Set task:
Transcribe the records below exactly.

The input:
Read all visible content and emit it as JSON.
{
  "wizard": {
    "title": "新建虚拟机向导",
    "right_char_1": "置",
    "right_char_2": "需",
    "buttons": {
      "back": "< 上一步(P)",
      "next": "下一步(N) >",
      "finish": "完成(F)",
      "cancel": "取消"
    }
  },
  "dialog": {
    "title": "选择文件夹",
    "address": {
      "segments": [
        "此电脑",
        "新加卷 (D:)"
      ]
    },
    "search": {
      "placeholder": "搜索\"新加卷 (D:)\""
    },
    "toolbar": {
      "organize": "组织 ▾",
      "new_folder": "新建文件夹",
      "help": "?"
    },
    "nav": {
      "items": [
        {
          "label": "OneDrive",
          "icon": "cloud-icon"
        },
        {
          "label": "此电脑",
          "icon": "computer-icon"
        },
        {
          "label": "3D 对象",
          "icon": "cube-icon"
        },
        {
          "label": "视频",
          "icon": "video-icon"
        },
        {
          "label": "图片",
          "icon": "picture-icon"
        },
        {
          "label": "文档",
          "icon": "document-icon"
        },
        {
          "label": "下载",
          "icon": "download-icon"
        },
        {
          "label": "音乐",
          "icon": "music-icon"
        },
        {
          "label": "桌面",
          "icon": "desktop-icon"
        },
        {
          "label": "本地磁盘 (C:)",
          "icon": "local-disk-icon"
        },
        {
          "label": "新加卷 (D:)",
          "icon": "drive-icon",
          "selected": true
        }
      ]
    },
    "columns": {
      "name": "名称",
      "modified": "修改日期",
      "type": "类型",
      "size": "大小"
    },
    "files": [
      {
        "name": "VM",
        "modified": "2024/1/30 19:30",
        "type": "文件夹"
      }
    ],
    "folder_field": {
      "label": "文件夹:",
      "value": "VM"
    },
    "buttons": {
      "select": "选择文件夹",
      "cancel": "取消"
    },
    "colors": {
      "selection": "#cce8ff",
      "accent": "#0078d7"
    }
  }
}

Problem solution:
Read all visible content and emit it as JSON.
{
  "wizard": {
    "title": "新建虚拟机向导",
    "right_char_1": "置",
    "right_char_2": "需",
    "buttons": {
      "back": "< 上一步(P)",
      "next": "下一步(N) >",
      "finish": "完成(F)",
      "cancel": "取消"
    }
  },
  "dialog": {
    "title": "选择文件夹",
    "address": {
      "segments": [
        "此电脑",
        "新加卷 (D:)"
      ]
    },
    "search": {
      "placeholder": "搜索\"新加卷 (D:)\""
    },
    "toolbar": {
      "organize": "组织 ▾",
      "new_folder": "新建文件夹",
      "help": "?"
    },
    "nav": {
      "items": [
        {
          "label": "OneDrive",
          "icon": "cloud-icon"
        },
        {
          "label": "此电脑",
          "icon": "computer-icon"
        },
        {
          "label": "3D 对象",
          "icon": "cube-icon"
        },
        {
          "label": "视频",
          "icon": "video-icon"
        },
        {
          "label": "图片",
          "icon": "picture-icon"
        },
        {
          "label": "文档",
          "icon": "document-icon"
        },
        {
          "label": "下载",
          "icon": "download-icon"
        },
        {
          "label": "音乐",
          "icon": "music-icon"
        },
        {
          "label": "桌面",
          "icon": "desktop-icon"
        },
        {
          "label": "本地磁盘 (C:)",
          "icon": "local-disk-icon"
        },
        {
          "label": "新加卷 (D:)",
          "icon": "drive-icon",
          "selected": true
        }
      ]
    },
    "columns": {
      "name": "名称",
      "modified": "修改日期",
      "type": "类型",
      "size": "大小"
    },
    "files": [
      {
        "name": "VM",
        "modified": "2024/1/30 19:30",
        "type": "文件夹"
      }
    ],
    "folder_field": {
      "label": "文件夹:",
      "value": "VM"
    },
    "buttons": {
      "select": "选择文件夹",
      "cancel": "取消"
    },
    "colors": {
      "selection": "#cce8ff",
      "accent": "#0078d7"
    }
  }
}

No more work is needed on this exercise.